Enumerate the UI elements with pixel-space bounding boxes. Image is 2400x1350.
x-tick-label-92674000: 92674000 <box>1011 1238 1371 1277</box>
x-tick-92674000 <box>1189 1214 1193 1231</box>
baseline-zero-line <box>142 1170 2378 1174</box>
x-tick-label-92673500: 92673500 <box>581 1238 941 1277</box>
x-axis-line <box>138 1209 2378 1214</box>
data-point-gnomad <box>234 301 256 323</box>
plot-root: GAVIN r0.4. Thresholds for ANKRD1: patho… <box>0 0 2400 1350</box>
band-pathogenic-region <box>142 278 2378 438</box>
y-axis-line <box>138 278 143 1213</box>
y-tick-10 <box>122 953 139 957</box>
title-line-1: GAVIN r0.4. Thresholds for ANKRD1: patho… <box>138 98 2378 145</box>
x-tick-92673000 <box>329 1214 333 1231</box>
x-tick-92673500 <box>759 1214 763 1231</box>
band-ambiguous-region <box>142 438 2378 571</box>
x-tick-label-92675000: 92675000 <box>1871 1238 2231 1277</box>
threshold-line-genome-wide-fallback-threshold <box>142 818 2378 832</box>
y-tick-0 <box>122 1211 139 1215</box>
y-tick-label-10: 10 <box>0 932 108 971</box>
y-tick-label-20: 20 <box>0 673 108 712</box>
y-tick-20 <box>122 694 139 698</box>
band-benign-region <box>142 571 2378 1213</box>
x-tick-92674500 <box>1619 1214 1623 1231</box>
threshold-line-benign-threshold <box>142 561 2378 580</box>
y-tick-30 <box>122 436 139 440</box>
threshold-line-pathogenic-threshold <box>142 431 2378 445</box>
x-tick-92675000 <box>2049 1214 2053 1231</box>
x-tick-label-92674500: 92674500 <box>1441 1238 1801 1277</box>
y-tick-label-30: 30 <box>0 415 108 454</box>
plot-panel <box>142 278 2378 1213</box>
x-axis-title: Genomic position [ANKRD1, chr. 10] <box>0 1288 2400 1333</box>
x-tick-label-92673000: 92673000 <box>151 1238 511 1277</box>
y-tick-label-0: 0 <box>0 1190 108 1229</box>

---+---

All of the material above needs to be output exactly, with no line left out.

* OUTPUT OF THE EXERCISE
Enumerate the UI elements with pixel-space bounding boxes. Image is 2400x1350.
x-tick-label-92674000: 92674000 <box>1011 1238 1371 1277</box>
x-tick-92674000 <box>1189 1214 1193 1231</box>
baseline-zero-line <box>142 1170 2378 1174</box>
x-tick-label-92673500: 92673500 <box>581 1238 941 1277</box>
x-axis-line <box>138 1209 2378 1214</box>
data-point-gnomad <box>234 301 256 323</box>
plot-root: GAVIN r0.4. Thresholds for ANKRD1: patho… <box>0 0 2400 1350</box>
band-pathogenic-region <box>142 278 2378 438</box>
y-axis-line <box>138 278 143 1213</box>
y-tick-10 <box>122 953 139 957</box>
title-line-1: GAVIN r0.4. Thresholds for ANKRD1: patho… <box>138 98 2378 145</box>
x-tick-92673000 <box>329 1214 333 1231</box>
x-tick-92673500 <box>759 1214 763 1231</box>
band-ambiguous-region <box>142 438 2378 571</box>
x-tick-label-92675000: 92675000 <box>1871 1238 2231 1277</box>
threshold-line-genome-wide-fallback-threshold <box>142 818 2378 832</box>
y-tick-0 <box>122 1211 139 1215</box>
y-tick-label-10: 10 <box>0 932 108 971</box>
y-tick-label-20: 20 <box>0 673 108 712</box>
y-tick-20 <box>122 694 139 698</box>
band-benign-region <box>142 571 2378 1213</box>
x-tick-92674500 <box>1619 1214 1623 1231</box>
threshold-line-benign-threshold <box>142 561 2378 580</box>
y-tick-30 <box>122 436 139 440</box>
threshold-line-pathogenic-threshold <box>142 431 2378 445</box>
x-tick-92675000 <box>2049 1214 2053 1231</box>
x-tick-label-92674500: 92674500 <box>1441 1238 1801 1277</box>
y-tick-label-30: 30 <box>0 415 108 454</box>
plot-panel <box>142 278 2378 1213</box>
x-axis-title: Genomic position [ANKRD1, chr. 10] <box>0 1288 2400 1333</box>
x-tick-label-92673000: 92673000 <box>151 1238 511 1277</box>
y-tick-label-0: 0 <box>0 1190 108 1229</box>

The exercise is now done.